─── Exercise input ───

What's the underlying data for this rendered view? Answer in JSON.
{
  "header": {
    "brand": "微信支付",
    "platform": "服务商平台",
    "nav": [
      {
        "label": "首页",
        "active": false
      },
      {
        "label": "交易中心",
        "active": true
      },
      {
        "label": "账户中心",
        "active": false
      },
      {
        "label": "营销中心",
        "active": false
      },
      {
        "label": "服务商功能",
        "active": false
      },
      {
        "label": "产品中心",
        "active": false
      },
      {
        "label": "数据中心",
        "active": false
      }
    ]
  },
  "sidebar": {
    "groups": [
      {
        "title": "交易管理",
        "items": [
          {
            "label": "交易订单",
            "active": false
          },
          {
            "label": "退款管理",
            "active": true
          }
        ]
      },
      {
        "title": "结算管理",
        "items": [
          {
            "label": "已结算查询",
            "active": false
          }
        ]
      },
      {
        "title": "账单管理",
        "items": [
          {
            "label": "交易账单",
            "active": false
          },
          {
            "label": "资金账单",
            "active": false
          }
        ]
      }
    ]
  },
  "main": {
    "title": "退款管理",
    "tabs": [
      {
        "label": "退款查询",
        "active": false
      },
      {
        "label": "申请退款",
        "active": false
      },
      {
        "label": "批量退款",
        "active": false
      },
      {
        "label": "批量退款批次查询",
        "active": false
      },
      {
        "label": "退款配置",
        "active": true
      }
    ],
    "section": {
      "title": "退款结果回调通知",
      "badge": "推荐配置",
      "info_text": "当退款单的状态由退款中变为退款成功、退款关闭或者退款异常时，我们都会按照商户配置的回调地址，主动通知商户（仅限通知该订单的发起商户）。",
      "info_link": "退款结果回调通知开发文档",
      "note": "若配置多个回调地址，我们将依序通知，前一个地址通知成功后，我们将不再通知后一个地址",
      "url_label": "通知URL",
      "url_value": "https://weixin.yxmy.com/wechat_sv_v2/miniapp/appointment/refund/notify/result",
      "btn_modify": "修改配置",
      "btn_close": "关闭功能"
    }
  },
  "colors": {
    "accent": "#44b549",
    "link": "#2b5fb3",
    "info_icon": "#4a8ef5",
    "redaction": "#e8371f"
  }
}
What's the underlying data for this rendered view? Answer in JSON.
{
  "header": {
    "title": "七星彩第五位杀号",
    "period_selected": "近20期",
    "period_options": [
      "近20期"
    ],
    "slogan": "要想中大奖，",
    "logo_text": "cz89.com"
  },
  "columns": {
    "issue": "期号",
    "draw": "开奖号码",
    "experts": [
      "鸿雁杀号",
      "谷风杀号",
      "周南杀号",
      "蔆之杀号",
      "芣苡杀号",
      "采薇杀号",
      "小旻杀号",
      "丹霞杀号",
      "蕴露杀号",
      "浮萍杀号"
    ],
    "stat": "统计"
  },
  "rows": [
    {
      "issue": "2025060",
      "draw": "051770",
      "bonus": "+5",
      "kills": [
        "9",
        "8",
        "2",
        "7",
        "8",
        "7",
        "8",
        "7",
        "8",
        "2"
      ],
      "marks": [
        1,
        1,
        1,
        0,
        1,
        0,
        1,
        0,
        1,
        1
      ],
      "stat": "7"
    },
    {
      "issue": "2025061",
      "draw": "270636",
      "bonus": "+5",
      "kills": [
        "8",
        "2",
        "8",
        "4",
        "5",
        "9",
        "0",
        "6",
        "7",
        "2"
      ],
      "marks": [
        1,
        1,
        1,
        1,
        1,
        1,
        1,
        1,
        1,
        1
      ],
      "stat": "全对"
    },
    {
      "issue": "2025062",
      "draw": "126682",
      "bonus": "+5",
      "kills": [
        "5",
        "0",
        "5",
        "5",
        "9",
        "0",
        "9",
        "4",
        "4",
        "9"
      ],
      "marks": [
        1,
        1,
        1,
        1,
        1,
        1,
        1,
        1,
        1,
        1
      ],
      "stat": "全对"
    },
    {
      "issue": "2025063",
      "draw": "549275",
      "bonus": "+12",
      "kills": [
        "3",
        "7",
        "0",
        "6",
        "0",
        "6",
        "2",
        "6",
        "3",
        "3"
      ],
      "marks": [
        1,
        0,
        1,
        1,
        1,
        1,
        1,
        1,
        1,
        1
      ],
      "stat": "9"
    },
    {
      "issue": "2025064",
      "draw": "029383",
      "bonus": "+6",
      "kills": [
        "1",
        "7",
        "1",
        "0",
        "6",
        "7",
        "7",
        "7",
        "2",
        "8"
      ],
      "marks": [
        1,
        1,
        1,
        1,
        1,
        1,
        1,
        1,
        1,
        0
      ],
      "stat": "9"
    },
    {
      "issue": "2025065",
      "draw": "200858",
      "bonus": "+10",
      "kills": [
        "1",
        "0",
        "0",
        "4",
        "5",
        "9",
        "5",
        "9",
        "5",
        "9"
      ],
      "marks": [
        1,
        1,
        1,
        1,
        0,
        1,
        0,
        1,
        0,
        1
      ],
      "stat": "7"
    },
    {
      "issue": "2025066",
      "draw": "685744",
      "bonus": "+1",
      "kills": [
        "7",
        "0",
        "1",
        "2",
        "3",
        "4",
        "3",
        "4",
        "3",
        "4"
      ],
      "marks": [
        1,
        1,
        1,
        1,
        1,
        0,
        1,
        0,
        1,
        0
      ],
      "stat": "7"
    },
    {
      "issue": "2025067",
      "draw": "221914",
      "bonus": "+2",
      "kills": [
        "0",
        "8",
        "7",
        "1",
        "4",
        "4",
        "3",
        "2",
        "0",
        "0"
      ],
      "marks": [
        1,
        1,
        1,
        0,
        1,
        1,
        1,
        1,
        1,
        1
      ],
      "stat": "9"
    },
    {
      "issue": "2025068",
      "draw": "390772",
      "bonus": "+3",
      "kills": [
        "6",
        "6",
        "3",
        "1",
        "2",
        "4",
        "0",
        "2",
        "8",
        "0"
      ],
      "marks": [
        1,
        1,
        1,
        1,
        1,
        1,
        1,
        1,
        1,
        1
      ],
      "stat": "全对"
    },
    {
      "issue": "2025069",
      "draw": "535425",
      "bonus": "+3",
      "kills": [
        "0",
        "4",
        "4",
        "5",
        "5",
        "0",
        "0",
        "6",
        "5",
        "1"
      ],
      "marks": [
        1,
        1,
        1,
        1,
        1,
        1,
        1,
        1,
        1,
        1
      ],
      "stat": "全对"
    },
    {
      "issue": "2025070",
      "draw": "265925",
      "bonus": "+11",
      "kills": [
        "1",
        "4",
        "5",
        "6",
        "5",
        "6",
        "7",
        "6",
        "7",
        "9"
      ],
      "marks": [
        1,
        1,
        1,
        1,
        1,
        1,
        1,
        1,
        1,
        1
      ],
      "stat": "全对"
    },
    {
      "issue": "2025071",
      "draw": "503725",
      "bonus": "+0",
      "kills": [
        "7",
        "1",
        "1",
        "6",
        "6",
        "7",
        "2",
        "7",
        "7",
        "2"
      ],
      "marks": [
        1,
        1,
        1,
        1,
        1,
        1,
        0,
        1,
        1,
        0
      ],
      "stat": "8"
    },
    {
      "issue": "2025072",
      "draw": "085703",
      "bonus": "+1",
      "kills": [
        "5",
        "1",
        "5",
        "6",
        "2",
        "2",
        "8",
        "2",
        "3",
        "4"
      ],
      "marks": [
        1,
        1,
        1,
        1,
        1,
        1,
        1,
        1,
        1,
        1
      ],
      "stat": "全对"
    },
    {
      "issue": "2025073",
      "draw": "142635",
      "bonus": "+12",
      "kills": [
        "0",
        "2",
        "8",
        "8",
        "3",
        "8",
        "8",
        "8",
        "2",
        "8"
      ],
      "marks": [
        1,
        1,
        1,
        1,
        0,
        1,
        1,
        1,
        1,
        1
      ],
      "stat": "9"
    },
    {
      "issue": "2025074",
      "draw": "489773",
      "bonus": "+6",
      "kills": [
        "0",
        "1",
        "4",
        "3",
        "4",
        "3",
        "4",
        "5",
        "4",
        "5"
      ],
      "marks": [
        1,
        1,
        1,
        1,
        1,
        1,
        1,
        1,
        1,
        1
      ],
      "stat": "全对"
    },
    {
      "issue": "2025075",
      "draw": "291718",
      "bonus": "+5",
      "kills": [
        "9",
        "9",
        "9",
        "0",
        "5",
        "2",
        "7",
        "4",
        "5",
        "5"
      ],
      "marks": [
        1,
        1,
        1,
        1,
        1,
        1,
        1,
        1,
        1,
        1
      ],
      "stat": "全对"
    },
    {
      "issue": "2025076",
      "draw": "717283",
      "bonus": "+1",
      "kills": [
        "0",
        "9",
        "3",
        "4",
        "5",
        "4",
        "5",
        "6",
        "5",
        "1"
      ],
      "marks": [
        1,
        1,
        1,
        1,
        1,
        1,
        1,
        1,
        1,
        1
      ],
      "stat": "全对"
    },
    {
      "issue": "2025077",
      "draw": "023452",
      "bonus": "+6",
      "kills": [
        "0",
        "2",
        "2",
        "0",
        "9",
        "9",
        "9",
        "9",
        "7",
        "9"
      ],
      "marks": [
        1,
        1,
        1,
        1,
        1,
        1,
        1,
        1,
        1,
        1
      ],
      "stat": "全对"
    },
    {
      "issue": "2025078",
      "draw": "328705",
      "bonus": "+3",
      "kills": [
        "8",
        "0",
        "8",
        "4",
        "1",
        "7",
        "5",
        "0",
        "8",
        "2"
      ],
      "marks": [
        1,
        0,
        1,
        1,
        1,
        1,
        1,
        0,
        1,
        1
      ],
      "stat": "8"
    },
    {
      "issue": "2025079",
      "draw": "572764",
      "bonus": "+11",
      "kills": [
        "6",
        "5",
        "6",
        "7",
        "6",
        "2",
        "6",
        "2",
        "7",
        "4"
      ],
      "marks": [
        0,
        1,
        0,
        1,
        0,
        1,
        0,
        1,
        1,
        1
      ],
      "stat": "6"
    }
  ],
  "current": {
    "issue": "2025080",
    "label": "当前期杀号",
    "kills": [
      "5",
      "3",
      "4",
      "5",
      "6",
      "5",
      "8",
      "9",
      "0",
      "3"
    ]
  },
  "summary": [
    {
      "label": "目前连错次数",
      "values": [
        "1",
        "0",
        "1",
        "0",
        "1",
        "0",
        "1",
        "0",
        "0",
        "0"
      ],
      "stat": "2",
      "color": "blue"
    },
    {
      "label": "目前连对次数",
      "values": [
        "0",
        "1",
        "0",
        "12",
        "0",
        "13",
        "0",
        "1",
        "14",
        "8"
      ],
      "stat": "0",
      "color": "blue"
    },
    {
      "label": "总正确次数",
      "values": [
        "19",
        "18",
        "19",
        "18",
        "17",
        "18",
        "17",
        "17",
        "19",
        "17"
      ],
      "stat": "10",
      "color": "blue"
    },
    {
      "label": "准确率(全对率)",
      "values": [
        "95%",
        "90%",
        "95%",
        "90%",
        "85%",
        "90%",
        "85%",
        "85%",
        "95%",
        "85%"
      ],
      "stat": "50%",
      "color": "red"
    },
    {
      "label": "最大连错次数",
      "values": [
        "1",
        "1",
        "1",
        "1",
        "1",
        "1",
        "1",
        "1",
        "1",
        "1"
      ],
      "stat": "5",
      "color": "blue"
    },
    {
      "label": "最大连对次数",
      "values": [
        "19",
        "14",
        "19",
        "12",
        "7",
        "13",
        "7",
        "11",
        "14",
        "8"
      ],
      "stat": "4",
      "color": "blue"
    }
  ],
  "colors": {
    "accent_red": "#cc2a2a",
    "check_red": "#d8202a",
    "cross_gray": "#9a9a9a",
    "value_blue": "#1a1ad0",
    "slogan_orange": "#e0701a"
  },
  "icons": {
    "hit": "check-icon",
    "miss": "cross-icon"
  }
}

───

▶ The request
Collect from the data above every line that includes "title".

▶ Solution for this task
        "title": "交易管理",
        "title": "结算管理",
        "title": "账单管理",
    "title": "退款管理",
      "title": "退款结果回调通知",
    "title": "七星彩第五位杀号",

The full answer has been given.